Dataset entries
■ ■ ■

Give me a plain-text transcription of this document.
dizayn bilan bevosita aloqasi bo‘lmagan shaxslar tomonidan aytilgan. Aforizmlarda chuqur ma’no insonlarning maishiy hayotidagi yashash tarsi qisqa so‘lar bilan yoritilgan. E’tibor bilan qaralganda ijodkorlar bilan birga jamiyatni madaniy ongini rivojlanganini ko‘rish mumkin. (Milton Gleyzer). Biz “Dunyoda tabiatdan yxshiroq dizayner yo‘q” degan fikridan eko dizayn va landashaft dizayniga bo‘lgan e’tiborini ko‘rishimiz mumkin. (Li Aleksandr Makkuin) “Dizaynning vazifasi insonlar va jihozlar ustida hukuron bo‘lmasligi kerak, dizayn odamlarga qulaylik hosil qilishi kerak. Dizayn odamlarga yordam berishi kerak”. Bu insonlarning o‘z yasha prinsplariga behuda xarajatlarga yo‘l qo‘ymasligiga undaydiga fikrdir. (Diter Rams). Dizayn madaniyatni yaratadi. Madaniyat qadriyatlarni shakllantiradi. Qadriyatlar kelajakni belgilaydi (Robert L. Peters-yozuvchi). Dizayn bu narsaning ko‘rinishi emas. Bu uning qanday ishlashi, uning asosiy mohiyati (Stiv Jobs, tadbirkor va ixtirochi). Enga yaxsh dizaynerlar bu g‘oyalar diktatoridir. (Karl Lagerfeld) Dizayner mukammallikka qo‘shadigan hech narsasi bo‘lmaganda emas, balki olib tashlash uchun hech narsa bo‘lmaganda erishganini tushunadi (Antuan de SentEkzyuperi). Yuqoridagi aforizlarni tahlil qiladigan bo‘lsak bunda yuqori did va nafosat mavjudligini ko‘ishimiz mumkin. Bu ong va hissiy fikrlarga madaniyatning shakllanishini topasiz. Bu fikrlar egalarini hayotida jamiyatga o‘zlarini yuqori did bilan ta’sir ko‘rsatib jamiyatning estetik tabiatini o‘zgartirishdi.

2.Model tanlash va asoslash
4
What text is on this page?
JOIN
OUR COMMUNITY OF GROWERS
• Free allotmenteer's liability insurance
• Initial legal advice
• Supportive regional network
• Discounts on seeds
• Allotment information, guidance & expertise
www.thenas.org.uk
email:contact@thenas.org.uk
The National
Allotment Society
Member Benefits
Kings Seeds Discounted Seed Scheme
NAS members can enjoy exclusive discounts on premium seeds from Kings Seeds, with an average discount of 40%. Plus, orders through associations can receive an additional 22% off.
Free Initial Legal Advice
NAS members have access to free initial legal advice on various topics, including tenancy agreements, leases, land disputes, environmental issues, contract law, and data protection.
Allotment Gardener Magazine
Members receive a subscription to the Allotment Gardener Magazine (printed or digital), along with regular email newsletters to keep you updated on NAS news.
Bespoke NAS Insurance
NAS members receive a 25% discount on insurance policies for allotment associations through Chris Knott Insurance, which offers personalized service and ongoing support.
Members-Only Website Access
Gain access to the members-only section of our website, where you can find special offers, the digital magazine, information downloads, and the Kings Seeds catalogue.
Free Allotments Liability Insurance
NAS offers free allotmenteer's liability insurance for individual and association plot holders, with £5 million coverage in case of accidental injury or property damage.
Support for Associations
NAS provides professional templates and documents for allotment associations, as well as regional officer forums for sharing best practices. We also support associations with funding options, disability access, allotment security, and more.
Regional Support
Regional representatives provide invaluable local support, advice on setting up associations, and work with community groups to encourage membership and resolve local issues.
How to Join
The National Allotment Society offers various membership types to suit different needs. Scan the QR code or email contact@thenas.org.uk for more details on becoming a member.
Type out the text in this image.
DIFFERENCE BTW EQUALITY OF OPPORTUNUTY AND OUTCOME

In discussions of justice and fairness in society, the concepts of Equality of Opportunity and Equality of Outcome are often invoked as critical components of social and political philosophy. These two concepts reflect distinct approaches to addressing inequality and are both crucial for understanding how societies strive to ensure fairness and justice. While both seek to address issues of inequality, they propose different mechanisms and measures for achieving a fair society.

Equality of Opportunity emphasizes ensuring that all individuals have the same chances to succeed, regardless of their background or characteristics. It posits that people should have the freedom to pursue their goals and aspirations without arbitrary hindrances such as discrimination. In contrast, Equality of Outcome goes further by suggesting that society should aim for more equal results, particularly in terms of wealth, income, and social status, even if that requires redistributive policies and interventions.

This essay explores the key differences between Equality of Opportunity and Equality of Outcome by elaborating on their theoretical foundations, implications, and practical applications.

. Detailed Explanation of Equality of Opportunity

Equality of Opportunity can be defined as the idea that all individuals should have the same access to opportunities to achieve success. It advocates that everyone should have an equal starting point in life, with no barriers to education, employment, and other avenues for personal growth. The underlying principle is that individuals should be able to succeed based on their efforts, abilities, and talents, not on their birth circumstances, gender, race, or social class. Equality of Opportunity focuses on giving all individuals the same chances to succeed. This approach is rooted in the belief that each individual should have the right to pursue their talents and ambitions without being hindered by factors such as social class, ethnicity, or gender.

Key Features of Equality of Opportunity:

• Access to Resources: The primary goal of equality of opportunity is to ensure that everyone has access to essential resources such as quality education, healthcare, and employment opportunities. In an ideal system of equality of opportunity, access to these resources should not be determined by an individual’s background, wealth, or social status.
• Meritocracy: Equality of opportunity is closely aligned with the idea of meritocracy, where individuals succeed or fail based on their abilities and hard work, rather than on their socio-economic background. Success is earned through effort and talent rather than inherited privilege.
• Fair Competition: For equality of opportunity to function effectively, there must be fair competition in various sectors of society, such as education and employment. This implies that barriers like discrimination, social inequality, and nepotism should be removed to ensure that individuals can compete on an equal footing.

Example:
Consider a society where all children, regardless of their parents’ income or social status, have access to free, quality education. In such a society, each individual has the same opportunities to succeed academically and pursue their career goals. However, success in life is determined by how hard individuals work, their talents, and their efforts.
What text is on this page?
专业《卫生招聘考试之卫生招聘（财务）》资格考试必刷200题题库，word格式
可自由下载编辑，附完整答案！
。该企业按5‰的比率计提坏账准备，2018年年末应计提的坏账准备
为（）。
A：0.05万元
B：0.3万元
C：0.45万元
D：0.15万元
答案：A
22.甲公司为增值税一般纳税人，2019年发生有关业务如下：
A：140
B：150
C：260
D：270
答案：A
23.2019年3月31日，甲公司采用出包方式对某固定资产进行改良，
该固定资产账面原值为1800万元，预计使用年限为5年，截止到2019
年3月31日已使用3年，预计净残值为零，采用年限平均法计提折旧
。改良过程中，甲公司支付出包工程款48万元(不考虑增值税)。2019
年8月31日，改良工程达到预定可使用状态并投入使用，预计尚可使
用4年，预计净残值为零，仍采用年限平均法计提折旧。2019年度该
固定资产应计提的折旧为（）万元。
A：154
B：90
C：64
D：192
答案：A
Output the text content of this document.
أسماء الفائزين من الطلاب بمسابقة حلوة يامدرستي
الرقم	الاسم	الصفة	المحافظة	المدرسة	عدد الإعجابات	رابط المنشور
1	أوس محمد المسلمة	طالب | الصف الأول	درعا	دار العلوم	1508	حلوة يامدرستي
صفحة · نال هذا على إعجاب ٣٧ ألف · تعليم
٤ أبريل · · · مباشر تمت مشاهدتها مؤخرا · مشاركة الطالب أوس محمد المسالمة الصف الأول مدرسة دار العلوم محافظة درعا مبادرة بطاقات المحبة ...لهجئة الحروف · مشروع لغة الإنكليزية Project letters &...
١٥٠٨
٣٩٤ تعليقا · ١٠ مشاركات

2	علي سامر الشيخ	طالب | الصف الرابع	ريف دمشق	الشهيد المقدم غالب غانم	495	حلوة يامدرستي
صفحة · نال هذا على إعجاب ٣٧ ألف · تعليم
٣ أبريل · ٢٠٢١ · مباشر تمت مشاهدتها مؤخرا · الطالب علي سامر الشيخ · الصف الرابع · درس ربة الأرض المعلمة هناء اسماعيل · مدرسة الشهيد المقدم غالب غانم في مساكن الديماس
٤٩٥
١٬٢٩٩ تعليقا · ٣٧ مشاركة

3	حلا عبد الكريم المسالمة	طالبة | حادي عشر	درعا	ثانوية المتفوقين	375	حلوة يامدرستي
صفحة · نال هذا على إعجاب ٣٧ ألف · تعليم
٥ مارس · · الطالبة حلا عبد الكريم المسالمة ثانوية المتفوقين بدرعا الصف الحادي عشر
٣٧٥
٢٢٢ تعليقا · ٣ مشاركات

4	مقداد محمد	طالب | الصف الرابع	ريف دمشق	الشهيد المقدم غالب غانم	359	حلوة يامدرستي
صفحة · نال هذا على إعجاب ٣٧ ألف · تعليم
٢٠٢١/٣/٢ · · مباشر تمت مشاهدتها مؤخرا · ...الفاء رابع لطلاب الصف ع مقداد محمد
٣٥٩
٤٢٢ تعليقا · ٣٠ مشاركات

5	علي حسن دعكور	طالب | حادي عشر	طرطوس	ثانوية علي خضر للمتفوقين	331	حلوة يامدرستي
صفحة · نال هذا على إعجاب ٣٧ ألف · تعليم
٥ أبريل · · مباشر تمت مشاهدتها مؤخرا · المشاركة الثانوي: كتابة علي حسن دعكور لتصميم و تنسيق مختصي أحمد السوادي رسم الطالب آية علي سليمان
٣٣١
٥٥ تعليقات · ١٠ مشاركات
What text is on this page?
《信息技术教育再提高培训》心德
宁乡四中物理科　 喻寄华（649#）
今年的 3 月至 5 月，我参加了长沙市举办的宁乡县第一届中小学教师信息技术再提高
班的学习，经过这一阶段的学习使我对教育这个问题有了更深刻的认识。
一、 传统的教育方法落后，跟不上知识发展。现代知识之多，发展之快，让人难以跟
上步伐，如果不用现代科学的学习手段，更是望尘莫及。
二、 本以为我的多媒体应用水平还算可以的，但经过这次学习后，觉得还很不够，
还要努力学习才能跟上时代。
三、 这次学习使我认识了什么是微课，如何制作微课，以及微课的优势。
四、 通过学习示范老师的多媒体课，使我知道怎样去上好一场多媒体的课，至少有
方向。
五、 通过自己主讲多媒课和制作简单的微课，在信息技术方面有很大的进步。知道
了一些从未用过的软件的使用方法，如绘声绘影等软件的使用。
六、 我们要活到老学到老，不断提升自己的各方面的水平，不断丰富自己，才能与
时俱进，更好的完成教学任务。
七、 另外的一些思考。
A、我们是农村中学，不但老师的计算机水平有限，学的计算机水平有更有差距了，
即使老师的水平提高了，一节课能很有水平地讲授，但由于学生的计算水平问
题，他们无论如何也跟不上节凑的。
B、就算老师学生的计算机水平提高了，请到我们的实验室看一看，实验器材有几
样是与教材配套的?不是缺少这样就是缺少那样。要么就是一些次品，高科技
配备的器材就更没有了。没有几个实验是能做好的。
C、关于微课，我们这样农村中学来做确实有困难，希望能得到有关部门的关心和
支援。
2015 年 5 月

■ ■ ■

_Work instructions_.
Each line of the material that holds the string "inequality" counts once; give the total alone.

_Response for this exercise_.
2